**Stated exercise:** Restate each line word for word. Leave out every picture.

[Dataset entries]
--------------------

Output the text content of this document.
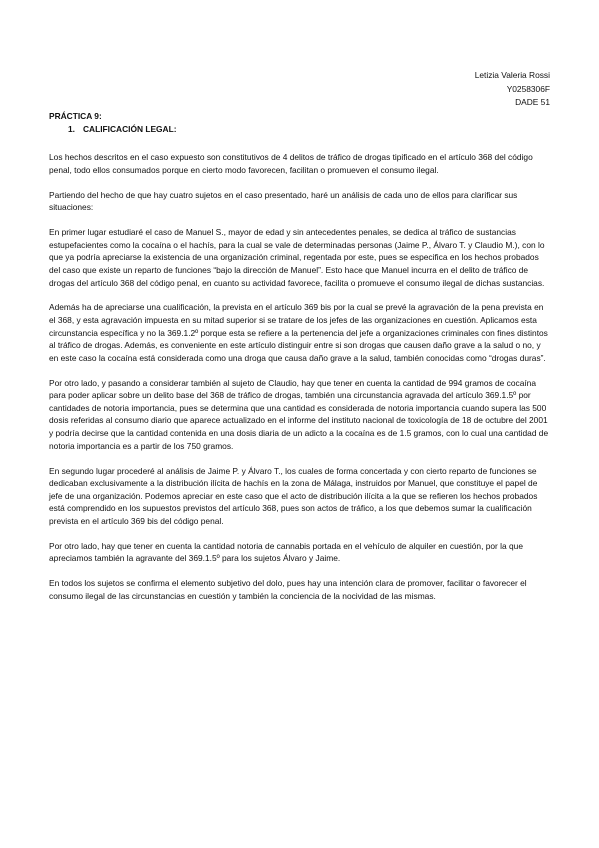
Letizia Valeria Rossi
Y0258306F
DADE 51
PRÁCTICA 9:
1. CALIFICACIÓN LEGAL:

Los hechos descritos en el caso expuesto son constitutivos de 4 delitos de tráfico de drogas tipificado en el artículo 368 del código penal, todo ellos consumados porque en cierto modo favorecen, facilitan o promueven el consumo ilegal.

Partiendo del hecho de que hay cuatro sujetos en el caso presentado, haré un análisis de cada uno de ellos para clarificar sus situaciones:

En primer lugar estudiaré el caso de Manuel S., mayor de edad y sin antecedentes penales, se dedica al tráfico de sustancias estupefacientes como la cocaína o el hachís, para la cual se vale de determinadas personas (Jaime P., Álvaro T. y Claudio M.), con lo que ya podría apreciarse la existencia de una organización criminal, regentada por este, pues se especifica en los hechos probados del caso que existe un reparto de funciones “bajo la dirección de Manuel”. Esto hace que Manuel incurra en el delito de tráfico de drogas del artículo 368 del código penal, en cuanto su actividad favorece, facilita o promueve el consumo ilegal de dichas sustancias.

Además ha de apreciarse una cualificación, la prevista en el artículo 369 bis por la cual se prevé la agravación de la pena prevista en el 368, y esta agravación impuesta en su mitad superior si se tratare de los jefes de las organizaciones en cuestión. Aplicamos esta circunstancia específica y no la 369.1.2º porque esta se refiere a la pertenencia del jefe a organizaciones criminales con fines distintos al tráfico de drogas. Además, es conveniente en este artículo distinguir entre si son drogas que causen daño grave a la salud o no, y en este caso la cocaína está considerada como una droga que causa daño grave a la salud, también conocidas como “drogas duras”.

Por otro lado, y pasando a considerar también al sujeto de Claudio, hay que tener en cuenta la cantidad de 994 gramos de cocaína para poder aplicar sobre un delito base del 368 de tráfico de drogas, también una circunstancia agravada del artículo 369.1.5º por cantidades de notoria importancia, pues se determina que una cantidad es considerada de notoria importancia cuando supera las 500 dosis referidas al consumo diario que aparece actualizado en el informe del instituto nacional de toxicología de 18 de octubre del 2001 y podría decirse que la cantidad contenida en una dosis diaria de un adicto a la cocaína es de 1.5 gramos, con lo cual una cantidad de notoria importancia es a partir de los 750 gramos.

En segundo lugar procederé al análisis de Jaime P. y Álvaro T., los cuales de forma concertada y con cierto reparto de funciones se dedicaban exclusivamente a la distribución ilícita de hachís en la zona de Málaga, instruidos por Manuel, que constituye el papel de jefe de una organización. Podemos apreciar en este caso que el acto de distribución ilícita a la que se refieren los hechos probados está comprendido en los supuestos previstos del artículo 368, pues son actos de tráfico, a los que debemos sumar la cualificación prevista en el artículo 369 bis del código penal.

Por otro lado, hay que tener en cuenta la cantidad notoria de cannabis portada en el vehículo de alquiler en cuestión, por la que apreciamos también la agravante del 369.1.5º para los sujetos Álvaro y Jaime.

En todos los sujetos se confirma el elemento subjetivo del dolo, pues hay una intención clara de promover, facilitar o favorecer el consumo ilegal de las circunstancias en cuestión y también la conciencia de la nocividad de las mismas.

--------------------

**Result of the task:**
Output the text content of this document.
Letizia Valeria Rossi
Y0258306F
DADE 51
PRÁCTICA 9:
1. CALIFICACIÓN LEGAL:

Los hechos descritos en el caso expuesto son constitutivos de 4 delitos de tráfico de drogas tipificado en el artículo 368 del código penal, todo ellos consumados porque en cierto modo favorecen, facilitan o promueven el consumo ilegal.

Partiendo del hecho de que hay cuatro sujetos en el caso presentado, haré un análisis de cada uno de ellos para clarificar sus situaciones:

En primer lugar estudiaré el caso de Manuel S., mayor de edad y sin antecedentes penales, se dedica al tráfico de sustancias estupefacientes como la cocaína o el hachís, para la cual se vale de determinadas personas (Jaime P., Álvaro T. y Claudio M.), con lo que ya podría apreciarse la existencia de una organización criminal, regentada por este, pues se especifica en los hechos probados del caso que existe un reparto de funciones “bajo la dirección de Manuel”. Esto hace que Manuel incurra en el delito de tráfico de drogas del artículo 368 del código penal, en cuanto su actividad favorece, facilita o promueve el consumo ilegal de dichas sustancias.

Además ha de apreciarse una cualificación, la prevista en el artículo 369 bis por la cual se prevé la agravación de la pena prevista en el 368, y esta agravación impuesta en su mitad superior si se tratare de los jefes de las organizaciones en cuestión. Aplicamos esta circunstancia específica y no la 369.1.2º porque esta se refiere a la pertenencia del jefe a organizaciones criminales con fines distintos al tráfico de drogas. Además, es conveniente en este artículo distinguir entre si son drogas que causen daño grave a la salud o no, y en este caso la cocaína está considerada como una droga que causa daño grave a la salud, también conocidas como “drogas duras”.

Por otro lado, y pasando a considerar también al sujeto de Claudio, hay que tener en cuenta la cantidad de 994 gramos de cocaína para poder aplicar sobre un delito base del 368 de tráfico de drogas, también una circunstancia agravada del artículo 369.1.5º por cantidades de notoria importancia, pues se determina que una cantidad es considerada de notoria importancia cuando supera las 500 dosis referidas al consumo diario que aparece actualizado en el informe del instituto nacional de toxicología de 18 de octubre del 2001 y podría decirse que la cantidad contenida en una dosis diaria de un adicto a la cocaína es de 1.5 gramos, con lo cual una cantidad de notoria importancia es a partir de los 750 gramos.

En segundo lugar procederé al análisis de Jaime P. y Álvaro T., los cuales de forma concertada y con cierto reparto de funciones se dedicaban exclusivamente a la distribución ilícita de hachís en la zona de Málaga, instruidos por Manuel, que constituye el papel de jefe de una organización. Podemos apreciar en este caso que el acto de distribución ilícita a la que se refieren los hechos probados está comprendido en los supuestos previstos del artículo 368, pues son actos de tráfico, a los que debemos sumar la cualificación prevista en el artículo 369 bis del código penal.

Por otro lado, hay que tener en cuenta la cantidad notoria de cannabis portada en el vehículo de alquiler en cuestión, por la que apreciamos también la agravante del 369.1.5º para los sujetos Álvaro y Jaime.

En todos los sujetos se confirma el elemento subjetivo del dolo, pues hay una intención clara de promover, facilitar o favorecer el consumo ilegal de las circunstancias en cuestión y también la conciencia de la nocividad de las mismas.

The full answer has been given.